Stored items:
################
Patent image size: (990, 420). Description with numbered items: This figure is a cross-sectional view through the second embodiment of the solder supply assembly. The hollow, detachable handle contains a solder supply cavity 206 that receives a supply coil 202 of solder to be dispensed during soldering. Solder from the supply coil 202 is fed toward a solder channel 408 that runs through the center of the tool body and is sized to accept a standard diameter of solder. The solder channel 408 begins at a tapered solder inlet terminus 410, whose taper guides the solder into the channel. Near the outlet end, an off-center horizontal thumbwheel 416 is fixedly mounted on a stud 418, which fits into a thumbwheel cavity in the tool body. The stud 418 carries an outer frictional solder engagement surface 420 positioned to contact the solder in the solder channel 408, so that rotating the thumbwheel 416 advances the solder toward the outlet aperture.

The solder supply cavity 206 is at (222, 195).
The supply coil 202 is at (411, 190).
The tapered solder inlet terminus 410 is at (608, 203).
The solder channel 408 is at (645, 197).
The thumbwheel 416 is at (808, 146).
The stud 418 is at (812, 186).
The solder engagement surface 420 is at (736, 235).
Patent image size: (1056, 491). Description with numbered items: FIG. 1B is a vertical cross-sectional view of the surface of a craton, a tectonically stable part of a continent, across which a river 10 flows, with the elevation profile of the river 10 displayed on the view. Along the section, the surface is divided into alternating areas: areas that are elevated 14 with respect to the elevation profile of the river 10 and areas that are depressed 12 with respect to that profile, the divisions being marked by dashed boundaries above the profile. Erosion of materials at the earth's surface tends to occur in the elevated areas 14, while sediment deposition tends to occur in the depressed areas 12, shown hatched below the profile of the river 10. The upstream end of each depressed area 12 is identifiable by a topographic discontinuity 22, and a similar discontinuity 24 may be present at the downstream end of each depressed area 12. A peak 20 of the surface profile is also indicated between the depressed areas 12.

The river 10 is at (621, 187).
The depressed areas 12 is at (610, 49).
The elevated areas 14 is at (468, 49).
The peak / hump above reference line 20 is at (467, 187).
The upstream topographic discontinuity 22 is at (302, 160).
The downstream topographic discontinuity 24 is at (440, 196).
################
OBJECTIVE ▸
Return every line above verbatim, in the original order and without any changes.

TASK ANSWER ▸
Patent image size: (990, 420). Description with numbered items: This figure is a cross-sectional view through the second embodiment of the solder supply assembly. The hollow, detachable handle contains a solder supply cavity 206 that receives a supply coil 202 of solder to be dispensed during soldering. Solder from the supply coil 202 is fed toward a solder channel 408 that runs through the center of the tool body and is sized to accept a standard diameter of solder. The solder channel 408 begins at a tapered solder inlet terminus 410, whose taper guides the solder into the channel. Near the outlet end, an off-center horizontal thumbwheel 416 is fixedly mounted on a stud 418, which fits into a thumbwheel cavity in the tool body. The stud 418 carries an outer frictional solder engagement surface 420 positioned to contact the solder in the solder channel 408, so that rotating the thumbwheel 416 advances the solder toward the outlet aperture.

The solder supply cavity 206 is at (222, 195).
The supply coil 202 is at (411, 190).
The tapered solder inlet terminus 410 is at (608, 203).
The solder channel 408 is at (645, 197).
The thumbwheel 416 is at (808, 146).
The stud 418 is at (812, 186).
The solder engagement surface 420 is at (736, 235).
Patent image size: (1056, 491). Description with numbered items: FIG. 1B is a vertical cross-sectional view of the surface of a craton, a tectonically stable part of a continent, across which a river 10 flows, with the elevation profile of the river 10 displayed on the view. Along the section, the surface is divided into alternating areas: areas that are elevated 14 with respect to the elevation profile of the river 10 and areas that are depressed 12 with respect to that profile, the divisions being marked by dashed boundaries above the profile. Erosion of materials at the earth's surface tends to occur in the elevated areas 14, while sediment deposition tends to occur in the depressed areas 12, shown hatched below the profile of the river 10. The upstream end of each depressed area 12 is identifiable by a topographic discontinuity 22, and a similar discontinuity 24 may be present at the downstream end of each depressed area 12. A peak 20 of the surface profile is also indicated between the depressed areas 12.

The river 10 is at (621, 187).
The depressed areas 12 is at (610, 49).
The elevated areas 14 is at (468, 49).
The peak / hump above reference line 20 is at (467, 187).
The upstream topographic discontinuity 22 is at (302, 160).
The downstream topographic discontinuity 24 is at (440, 196).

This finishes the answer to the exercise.